#### DIRECTIONS
Write out every line below that contains "credits".

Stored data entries
•••

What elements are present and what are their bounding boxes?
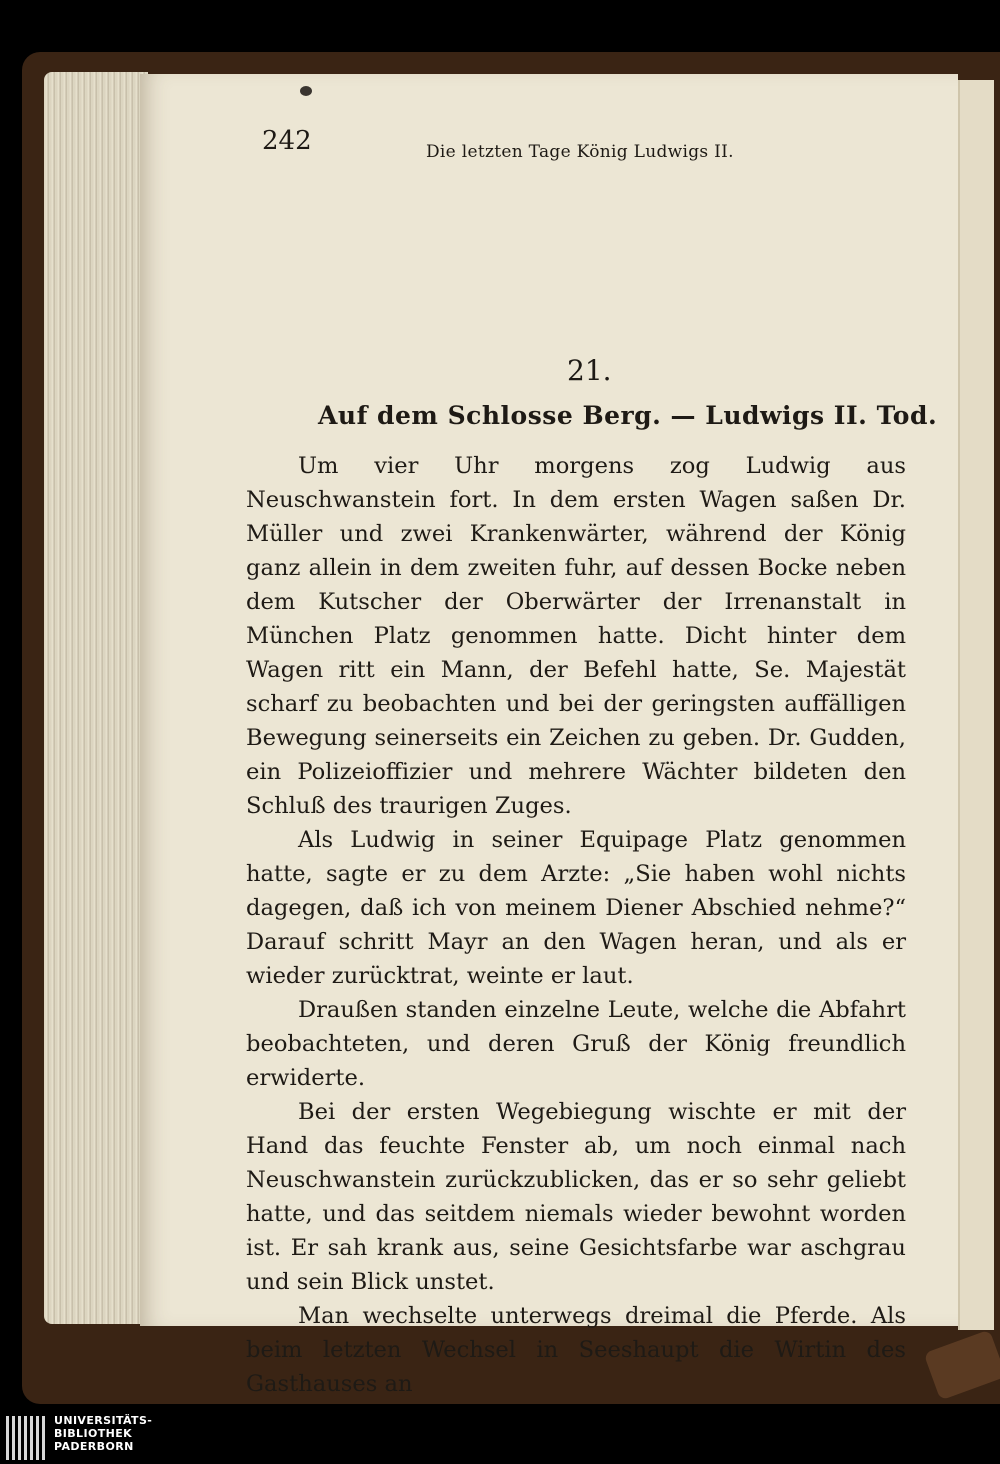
paragraph: Als Ludwig in seiner Equipage Platz genommen hatte, sagte er zu dem Arzte: „Sie haben wohl nichts dagegen, daß ich von meinem Diener Abschied nehme?“ Darauf schritt Mayr an den Wagen heran, und als er wieder zurücktrat, weinte er laut. [246,827,906,989]
library-logo-icon [6,1416,46,1460]
chapter-title: Auf dem Schlosse Berg. — Ludwigs II. Tod. [318,401,938,430]
ink-spot [300,86,312,96]
running-title: Die letzten Tage König Ludwigs II. [426,142,734,162]
logo-line: PADERBORN [54,1440,134,1453]
chapter-number: 21. [567,354,612,387]
logo-line: BIBLIOTHEK [54,1427,133,1440]
paragraph: Um vier Uhr morgens zog Ludwig aus Neuschwanstein fort. In dem ersten Wagen saßen Dr. Müller und zwei Krankenwärter, während der König ganz allein in dem zweiten fuhr, auf dessen Bocke neben dem Kutscher der Oberwärter der Irrenanstalt in München Platz genommen hatte. Dicht hinter dem Wagen ritt ein Mann, der Befehl hatte, Se. Majestät scharf zu beobachten und bei der geringsten auffälligen Bewegung seinerseits ein Zeichen zu geben. Dr. Gudden, ein Polizeioffizier und mehrere Wächter bildeten den Schluß des traurigen Zuges. [246,453,906,819]
library-logo-text [54,1414,152,1453]
page-number: 242 [262,126,312,156]
paragraph: Draußen standen einzelne Leute, welche die Abfahrt beobachteten, und deren Gruß der König freundlich erwiderte. [246,997,906,1091]
facing-page-edge [958,80,994,1330]
body-text [246,449,906,1401]
page-edges [44,72,148,1324]
paragraph: Bei der ersten Wegebiegung wischte er mit der Hand das feuchte Fenster ab, um noch einmal nach Neuschwanstein zurückzublicken, das er so sehr geliebt hatte, und das seitdem niemals wieder bewohnt worden ist. Er sah krank aus, seine Gesichtsfarbe war aschgrau und sein Blick unstet. [246,1099,906,1295]
library-logo [0,1412,200,1464]
paragraph: Man wechselte unterwegs dreimal die Pferde. Als beim letzten Wechsel in Seeshaupt die Wirtin des Gasthauses an [246,1303,906,1397]
logo-line: UNIVERSITÄTS- [54,1414,153,1427]
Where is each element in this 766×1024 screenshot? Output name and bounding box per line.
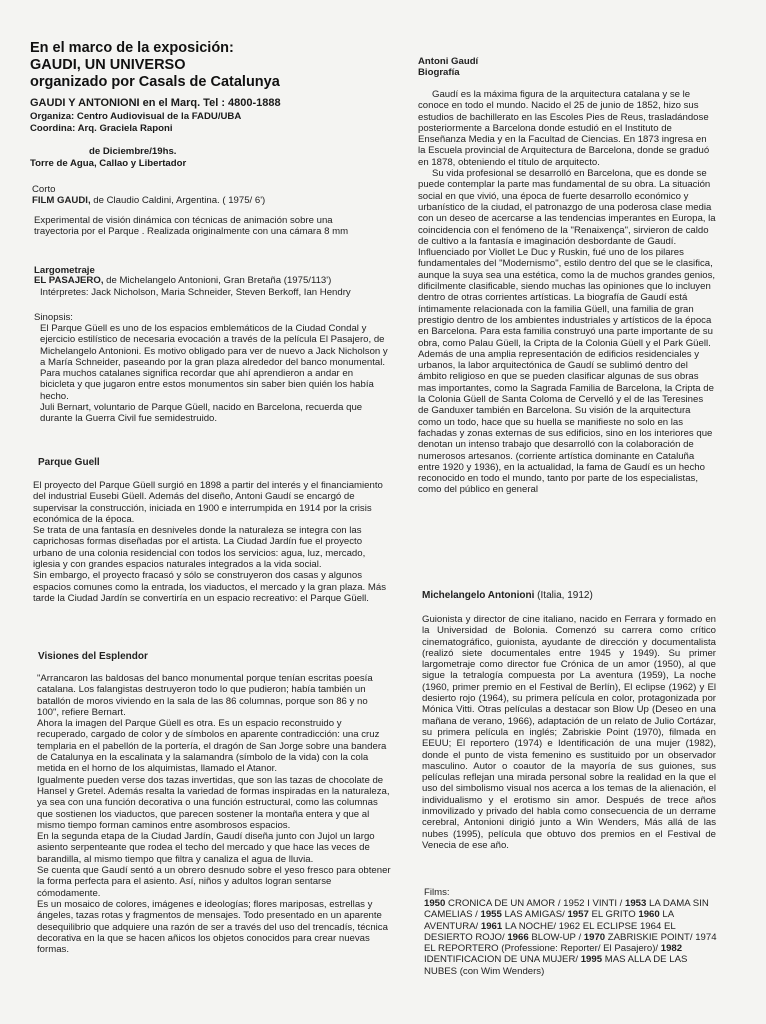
film-title: I VINTI / [584, 898, 626, 909]
film-year: 1962 [558, 920, 581, 932]
corto-film-credits: de Claudio Caldini, Argentina. ( 1975/ 6') [90, 195, 266, 206]
largometraje-film-credits: de Michelangelo Antonioni, Gran Bretaña (1975/113') [103, 275, 332, 286]
largometraje-film-title: EL PASAJERO, [34, 275, 104, 286]
event-date: de Diciembre/19hs. [89, 146, 177, 157]
gaudi-bio-paragraph-3: Además de una amplia representación de edificios residenciales y urbanos, la labor arquitectónica de Gaudí se sublimó dentro del ámbito religioso en que se pueden clasificar algunas de sus obras mas importantes, como la Sagrada Familia de Barcelona, la Cripta de la Colonia Güell de Santa Coloma de Cervelló y el de las Teresines de Ganduxer también en Barcelona. Su visión de la arquitectura como un todo, hace que su huella se manifieste no solo en las fachadas y zonas externas de sus edificios, sino en los interiores que denotan un intenso trabajo que desarrolló con la colaboración de numerosos artesanos. (corriente artística dominante en Cataluña entre 1920 y 1936), en la actualidad, la fama de Gaudí es un hecho reconocido en todo el mundo, tanto por parte de los especialistas, como del público en general [418, 348, 714, 496]
sinopsis-body [40, 323, 390, 425]
parque-guell-paragraph-2: Se trata de una fantasía en desniveles donde la naturaleza se integra con las caprichosas formas diseñadas por el artista. La Ciudad Jardín fue el proyecto urbano de una colonia residencial con todos los servicios: agua, luz, mercado, iglesia y con grandes espacios naturales integrados a la vida social. [33, 525, 366, 571]
event-place: Torre de Agua, Callao y Libertador [30, 158, 187, 169]
parque-guell-paragraph-3: Sin embargo, el proyecto fracasó y sólo se construyeron dos casas y algunos espacios comunes como la entrada, los viaductos, el mercado y la gran plaza. Más tarde la Ciudad Jardín se convertiría en un espacio recreativo: el Parque Güell. [33, 570, 387, 604]
corto-film [32, 195, 402, 206]
film-title: LAS AMIGAS/ [501, 909, 568, 921]
film-year: 1955 [480, 909, 502, 921]
antonioni-heading-name: Michelangelo Antonioni [422, 590, 535, 601]
film-title: LA NOCHE/ [502, 920, 559, 932]
parque-guell-heading: Parque Guell [38, 457, 100, 468]
film-year: 1974 [695, 931, 717, 943]
title-line-1: En el marco de la exposición: [30, 40, 234, 56]
film-year: 1953 [625, 898, 647, 909]
visiones-paragraph-1: "Arrancaron las baldosas del banco monumental porque tenían escritas poesía catalana. Los falangistas destruyeron todo lo que pudieron; había también un batallón de moros viviendo en la sala de las 86 columnas, porque son 86 y no 100", refiere Bernart. [37, 673, 373, 718]
film-year: 1995 [580, 954, 603, 966]
film-title: LA DAMA SIN CAMELIAS / [424, 898, 709, 921]
film-title: EL GRITO [588, 909, 639, 921]
gaudi-heading-biografia: Biografía [418, 67, 460, 78]
films-list [424, 898, 718, 977]
sinopsis-paragraph-1: El Parque Güell es uno de los espacios emblemáticos de la Ciudad Condal y ejercicio estilístico de necesaria evocación a través de la película El Pasajero, de Michelangelo Antonioni. Es motivo obligado para ver de nuevo a Jack Nicholson y a María Schneider, paseando por la gran plaza alrededor del banco monumental. [40, 323, 388, 368]
film-year: 1966 [507, 931, 529, 943]
film-title: ZABRISKIE POINT/ [605, 931, 696, 943]
film-title: EL ECLIPSE [580, 920, 640, 932]
visiones-paragraph-6: Es un mosaico de colores, imágenes e ideologías; flores mariposas, estrellas y ángeles, tazas rotas y fragmentos de mensajes. Todo presentado en un aparente desequilibrio que adquiere una razón de ser a través del uso del trencadís, técnica decorativa en la que se hacen añicos los objetos conocidos para crear nuevas formas. [37, 898, 388, 956]
film-year: 1982 [660, 943, 683, 955]
visiones-paragraph-5: Se cuenta que Gaudí sentó a un obrero desnudo sobre el yeso fresco para obtener la forma perfecta para el asiento. Así, niños y adultos logran sentarse cómodamente. [37, 865, 391, 899]
gaudi-heading [418, 56, 478, 78]
film-year: 1960 [638, 909, 660, 921]
title-line-2: GAUDI, UN UNIVERSO [30, 57, 186, 73]
gaudi-bio-body [418, 89, 716, 496]
event-title: GAUDI Y ANTONIONI en el Marq. Tel : 4800-1888 [30, 97, 281, 109]
film-year: 1970 [583, 931, 606, 943]
visiones-body [37, 673, 392, 955]
visiones-heading: Visiones del Esplendor [38, 651, 148, 662]
film-year: 1961 [480, 920, 503, 932]
corto-label: Corto [32, 184, 56, 195]
corto-description: Experimental de visión dinámica con técnicas de animación sobre una trayectoria por el Parque . Realizada originalmente con una cámara 8 mm [34, 215, 349, 238]
visiones-paragraph-4: En la segunda etapa de la Ciudad Jardín, Gaudí diseña junto con Jujol un largo asiento serpenteante que rodea el techo del mercado y que hace las veces de barandilla, al mismo tiempo que filtra y canaliza el agua de lluvia. [37, 831, 375, 865]
film-year: 1950 [424, 898, 446, 909]
film-year: 1952 [563, 898, 585, 909]
gaudi-bio-paragraph-2: Su vida profesional se desarrolló en Barcelona, que es donde se puede contemplar la parte mas fundamental de su obra. La situación social en que vivió, una época de fuerte desarrollo económico y urbanístico de la ciudad, el patronazgo de una poderosa clase media con un deseo de acercarse a las tendencias imperantes en Europa, la coincidencia con el fenómeno de la "Renaixença", sirvieron de caldo de cultivo a la fantasía e imaginación desbordante de Gaudí. Influenciado por Viollet Le Duc y Ruskin, fué uno de los pilares fundamentales del "Modernismo", estilo dentro del que se le clasifica, aunque la suya sea una estética, como la de muchos grandes genios, dificilmente clasificable, siendo muchas las opiniones que lo incluyen dentro de otras corrientes artísticas. La biografía de Gaudí está íntimamente relacionada con la familia Güell, una familia de gran prestigio dentro de los ambientes industriales y artísticos de la época en Barcelona. Para esta familia construyó una parte importante de su obra, como Palau Güell, la Cripta de la Colonia Güell y el Park Güell. [418, 168, 716, 349]
gaudi-bio-paragraph-1: Gaudí es la máxima figura de la arquitectura catalana y se le conoce en todo el mundo. Nacido el 25 de junio de 1852, hizo sus estudios de bachillerato en las Escoles Pies de Reus, trasladándose posteriormente a Barcelona donde estudió en el Instituto de Enseñanza Media y en la Facultad de Ciencias. En 1873 ingresa en la Escuela provincial de Arquitectura de Barcelona, donde se graduó en 1878, obteniendo el título de arquitecto. [418, 89, 710, 168]
event-coordina: Coordina: Arq. Graciela Raponi [30, 123, 173, 134]
antonioni-body [422, 614, 716, 851]
event-organiza: Organiza: Centro Audiovisual de la FADU/UBA [30, 111, 242, 122]
film-year: 1957 [567, 909, 589, 921]
parque-guell-body [33, 480, 391, 604]
parque-guell-paragraph-1: El proyecto del Parque Güell surgió en 1898 a partir del interés y el financiamiento del industrial Eusebi Güell. Además del diseño, Antoni Gaudí se encargó de supervisar la construcción, iniciada en 1900 e interrumpida en 1914 por la crisis económica de la época. [33, 480, 383, 525]
largometraje-interpretes: Intérpretes: Jack Nicholson, Maria Schneider, Steven Berkoff, Ian Hendry [40, 287, 351, 298]
sinopsis-label: Sinopsis: [34, 312, 73, 323]
title-line-3: organizado por Casals de Catalunya [30, 74, 280, 90]
film-title: CRONICA DE UN AMOR / [445, 898, 564, 909]
film-title: MAS ALLA DE LAS NUBES (con Wim Wenders) [424, 954, 688, 977]
visiones-paragraph-2: Ahora la imagen del Parque Güell es otra. Es un espacio reconstruido y recuperado, cargado de color y de símbolos en aparente contradicción: una cruz templaria en el pabellón de la portería, el dragón de San Jorge sobre una bandera de Catalunya en la escalinata y la salamandra (símbolo de la vida) con la cola metida en el horno de los alquimistas, llamado el Atanor. [37, 718, 387, 775]
page-title [30, 40, 280, 91]
film-title: LA AVENTURA/ [424, 909, 674, 932]
film-title: EL REPORTERO (Professione: Reporter/ El Pasajero)/ [424, 943, 661, 955]
corto-film-title: FILM GAUDI, [32, 195, 91, 206]
gaudi-heading-name: Antoni Gaudí [418, 56, 479, 67]
largometraje-label: Largometraje [34, 265, 95, 276]
sinopsis-paragraph-2: Para muchos catalanes significa recordar que ahí aprendieron a andar en bicicleta y que jugaron entre estos monumentos sin saber bien quién los había hecho. [40, 368, 374, 402]
sinopsis-paragraph-3: Juli Bernart, voluntario de Parque Güell, nacido en Barcelona, recuerda que durante la Guerra Civil fue semidestruido. [40, 402, 363, 425]
largometraje-film [34, 275, 404, 286]
antonioni-paragraph-1: Guionista y director de cine italiano, nacido en Ferrara y formado en la Universidad de Bolonia. Comenzó su carrera como crítico cinematográfico, guionista, ayudante de dirección y documentalista (realizó siete documentales entre 1945 y 1949). Su primer largometraje como director fue Crónica de un amor (1950), al que sigue la tetralogía compuesta por La aventura (1959), La noche (1960, primer premio en el Festival de Berlín), El eclipse (1962) y El desierto rojo (1964), su primera película en color, protagonizada por Mónica Vitti. Otras películas a destacar son Blow Up (Deseo en una mañana de verano, 1966), adaptación de un relato de Julio Cortázar, su primera película en inglés; Zabriskie Point (1970), filmada en EEUU; El reportero (1974) e Identificación de una mujer (1982), donde el punto de vista femenino es sustituido por un observador masculino. Autor o coautor de la mayoría de sus guiones, sus películas reflejan una mirada personal sobre la realidad en la que el uso del simbolismo visual nos acerca a los temas de la alienación, el individualismo y el erotismo sin amor. Después de trece años inmovilizado y privado del habla como consecuencia de un derrame cerebral, Antonioni dirigió junto a Win Wenders, Más allá de las nubes (1995), película que obtuvo dos premios en el Festival de Venecia de ese año. [422, 614, 716, 851]
antonioni-heading [422, 590, 593, 601]
film-title: BLOW-UP / [528, 931, 584, 943]
film-title: EL DESIERTO ROJO/ [424, 920, 676, 943]
visiones-paragraph-3: Igualmente pueden verse dos tazas invertidas, que son las tazas de chocolate de Hansel y Gretel. Además resalta la variedad de formas inspiradas en la naturaleza, ya sea con una función decorativa o una función estructural, como las columnas que sostienen los viaductos, que parecen sostener la montaña entera y que al mismo tiempo forman caminos entre asombrosos espacios. [37, 774, 390, 831]
antonioni-heading-origin: (Italia, 1912) [534, 590, 593, 601]
film-year: 1964 [639, 920, 662, 932]
film-title: IDENTIFICACION DE UNA MUJER/ [424, 954, 581, 966]
films-label: Films: [424, 887, 450, 898]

•••

#### EXERCISE ANSWER
corto-film-credits: de Claudio Caldini, Argentina. ( 1975/ 6') [90, 195, 266, 206]
largometraje-film-credits: de Michelangelo Antonioni, Gran Bretaña (1975/113') [103, 275, 332, 286]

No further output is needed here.